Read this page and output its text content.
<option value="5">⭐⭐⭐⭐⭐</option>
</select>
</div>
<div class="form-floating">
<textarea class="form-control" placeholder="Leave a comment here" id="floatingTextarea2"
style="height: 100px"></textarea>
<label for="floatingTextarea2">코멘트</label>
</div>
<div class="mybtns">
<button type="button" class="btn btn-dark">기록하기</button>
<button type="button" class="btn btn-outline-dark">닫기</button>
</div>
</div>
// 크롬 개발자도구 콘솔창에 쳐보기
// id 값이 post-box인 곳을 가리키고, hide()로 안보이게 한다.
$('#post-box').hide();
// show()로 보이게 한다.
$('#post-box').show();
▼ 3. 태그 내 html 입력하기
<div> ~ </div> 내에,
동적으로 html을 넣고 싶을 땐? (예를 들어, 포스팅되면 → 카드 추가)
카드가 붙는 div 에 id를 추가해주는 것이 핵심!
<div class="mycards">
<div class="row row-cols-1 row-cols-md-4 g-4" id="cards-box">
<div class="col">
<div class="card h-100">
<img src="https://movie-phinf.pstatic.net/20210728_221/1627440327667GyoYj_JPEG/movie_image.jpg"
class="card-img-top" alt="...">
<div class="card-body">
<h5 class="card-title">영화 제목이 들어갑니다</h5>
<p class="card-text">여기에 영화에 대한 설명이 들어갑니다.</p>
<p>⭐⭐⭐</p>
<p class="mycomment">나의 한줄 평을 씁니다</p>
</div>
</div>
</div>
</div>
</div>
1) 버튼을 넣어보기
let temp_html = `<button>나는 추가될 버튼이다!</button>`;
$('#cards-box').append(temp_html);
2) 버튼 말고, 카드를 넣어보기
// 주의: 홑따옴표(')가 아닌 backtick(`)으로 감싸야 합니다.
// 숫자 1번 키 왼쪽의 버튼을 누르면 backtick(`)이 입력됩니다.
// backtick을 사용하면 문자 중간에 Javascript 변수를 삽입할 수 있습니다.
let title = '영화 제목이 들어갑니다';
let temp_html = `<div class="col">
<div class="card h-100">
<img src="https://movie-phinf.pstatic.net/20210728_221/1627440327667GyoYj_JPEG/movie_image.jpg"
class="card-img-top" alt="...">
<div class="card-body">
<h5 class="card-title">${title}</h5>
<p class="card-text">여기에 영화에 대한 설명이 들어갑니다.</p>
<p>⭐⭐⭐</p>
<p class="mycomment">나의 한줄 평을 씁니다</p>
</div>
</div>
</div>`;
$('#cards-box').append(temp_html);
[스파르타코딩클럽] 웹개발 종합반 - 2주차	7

+===+

-- The task --
Print back all the lines verbatim.

-- Task result --
Read this page and output its text content.
<option value="5">⭐⭐⭐⭐⭐</option>
</select>
</div>
<div class="form-floating">
<textarea class="form-control" placeholder="Leave a comment here" id="floatingTextarea2"
style="height: 100px"></textarea>
<label for="floatingTextarea2">코멘트</label>
</div>
<div class="mybtns">
<button type="button" class="btn btn-dark">기록하기</button>
<button type="button" class="btn btn-outline-dark">닫기</button>
</div>
</div>
// 크롬 개발자도구 콘솔창에 쳐보기
// id 값이 post-box인 곳을 가리키고, hide()로 안보이게 한다.
$('#post-box').hide();
// show()로 보이게 한다.
$('#post-box').show();
▼ 3. 태그 내 html 입력하기
<div> ~ </div> 내에,
동적으로 html을 넣고 싶을 땐? (예를 들어, 포스팅되면 → 카드 추가)
카드가 붙는 div 에 id를 추가해주는 것이 핵심!
<div class="mycards">
<div class="row row-cols-1 row-cols-md-4 g-4" id="cards-box">
<div class="col">
<div class="card h-100">
<img src="https://movie-phinf.pstatic.net/20210728_221/1627440327667GyoYj_JPEG/movie_image.jpg"
class="card-img-top" alt="...">
<div class="card-body">
<h5 class="card-title">영화 제목이 들어갑니다</h5>
<p class="card-text">여기에 영화에 대한 설명이 들어갑니다.</p>
<p>⭐⭐⭐</p>
<p class="mycomment">나의 한줄 평을 씁니다</p>
</div>
</div>
</div>
</div>
</div>
1) 버튼을 넣어보기
let temp_html = `<button>나는 추가될 버튼이다!</button>`;
$('#cards-box').append(temp_html);
2) 버튼 말고, 카드를 넣어보기
// 주의: 홑따옴표(')가 아닌 backtick(`)으로 감싸야 합니다.
// 숫자 1번 키 왼쪽의 버튼을 누르면 backtick(`)이 입력됩니다.
// backtick을 사용하면 문자 중간에 Javascript 변수를 삽입할 수 있습니다.
let title = '영화 제목이 들어갑니다';
let temp_html = `<div class="col">
<div class="card h-100">
<img src="https://movie-phinf.pstatic.net/20210728_221/1627440327667GyoYj_JPEG/movie_image.jpg"
class="card-img-top" alt="...">
<div class="card-body">
<h5 class="card-title">${title}</h5>
<p class="card-text">여기에 영화에 대한 설명이 들어갑니다.</p>
<p>⭐⭐⭐</p>
<p class="mycomment">나의 한줄 평을 씁니다</p>
</div>
</div>
</div>`;
$('#cards-box').append(temp_html);
[스파르타코딩클럽] 웹개발 종합반 - 2주차	7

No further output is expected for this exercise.